Aim of the exercise = Copy each of the lines below without any changes, leaving out the picture.

Data provided =
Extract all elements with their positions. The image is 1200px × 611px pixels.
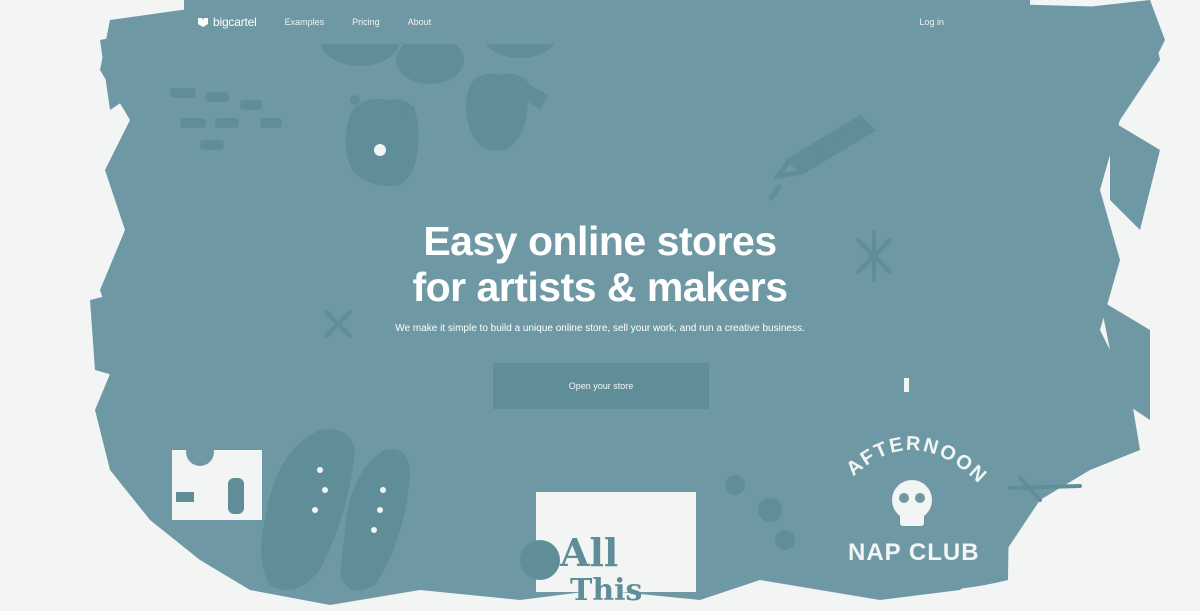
- brand-logo[interactable]: bigcartel: [198, 15, 257, 29]
- nav-link-pricing[interactable]: Pricing: [352, 17, 380, 27]
- hero-title-line2: for artists & makers: [412, 264, 788, 310]
- brand-name: bigcartel: [213, 15, 257, 29]
- nav-links: Examples Pricing About: [285, 17, 432, 27]
- nav-link-examples[interactable]: Examples: [285, 17, 325, 27]
- hero-subtitle: We make it simple to build a unique onli…: [395, 323, 805, 334]
- top-navigation: bigcartel Examples Pricing About Log in: [184, 0, 1030, 44]
- nav-link-about[interactable]: About: [408, 17, 432, 27]
- open-store-button[interactable]: Open your store: [493, 363, 709, 409]
- hero-title: Easy online stores for artists & makers: [0, 218, 1200, 310]
- bigcartel-logo-icon: [198, 18, 208, 27]
- page: All This AFTERNOON NAP CLUB bigcartel Ex…: [0, 0, 1200, 611]
- login-link[interactable]: Log in: [919, 17, 944, 27]
- hero-title-line1: Easy online stores: [423, 218, 777, 264]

Response =
Extract all elements with their positions. The image is 1200px × 611px pixels.
- brand-logo[interactable]: bigcartel: [198, 15, 257, 29]
- nav-link-pricing[interactable]: Pricing: [352, 17, 380, 27]
- hero-title-line2: for artists & makers: [412, 264, 788, 310]
- brand-name: bigcartel: [213, 15, 257, 29]
- nav-links: Examples Pricing About: [285, 17, 432, 27]
- nav-link-examples[interactable]: Examples: [285, 17, 325, 27]
- hero-subtitle: We make it simple to build a unique onli…: [395, 323, 805, 334]
- top-navigation: bigcartel Examples Pricing About Log in: [184, 0, 1030, 44]
- nav-link-about[interactable]: About: [408, 17, 432, 27]
- open-store-button[interactable]: Open your store: [493, 363, 709, 409]
- hero-title: Easy online stores for artists & makers: [0, 218, 1200, 310]
- bigcartel-logo-icon: [198, 18, 208, 27]
- page: All This AFTERNOON NAP CLUB bigcartel Ex…: [0, 0, 1200, 611]
- login-link[interactable]: Log in: [919, 17, 944, 27]
- hero-title-line1: Easy online stores: [423, 218, 777, 264]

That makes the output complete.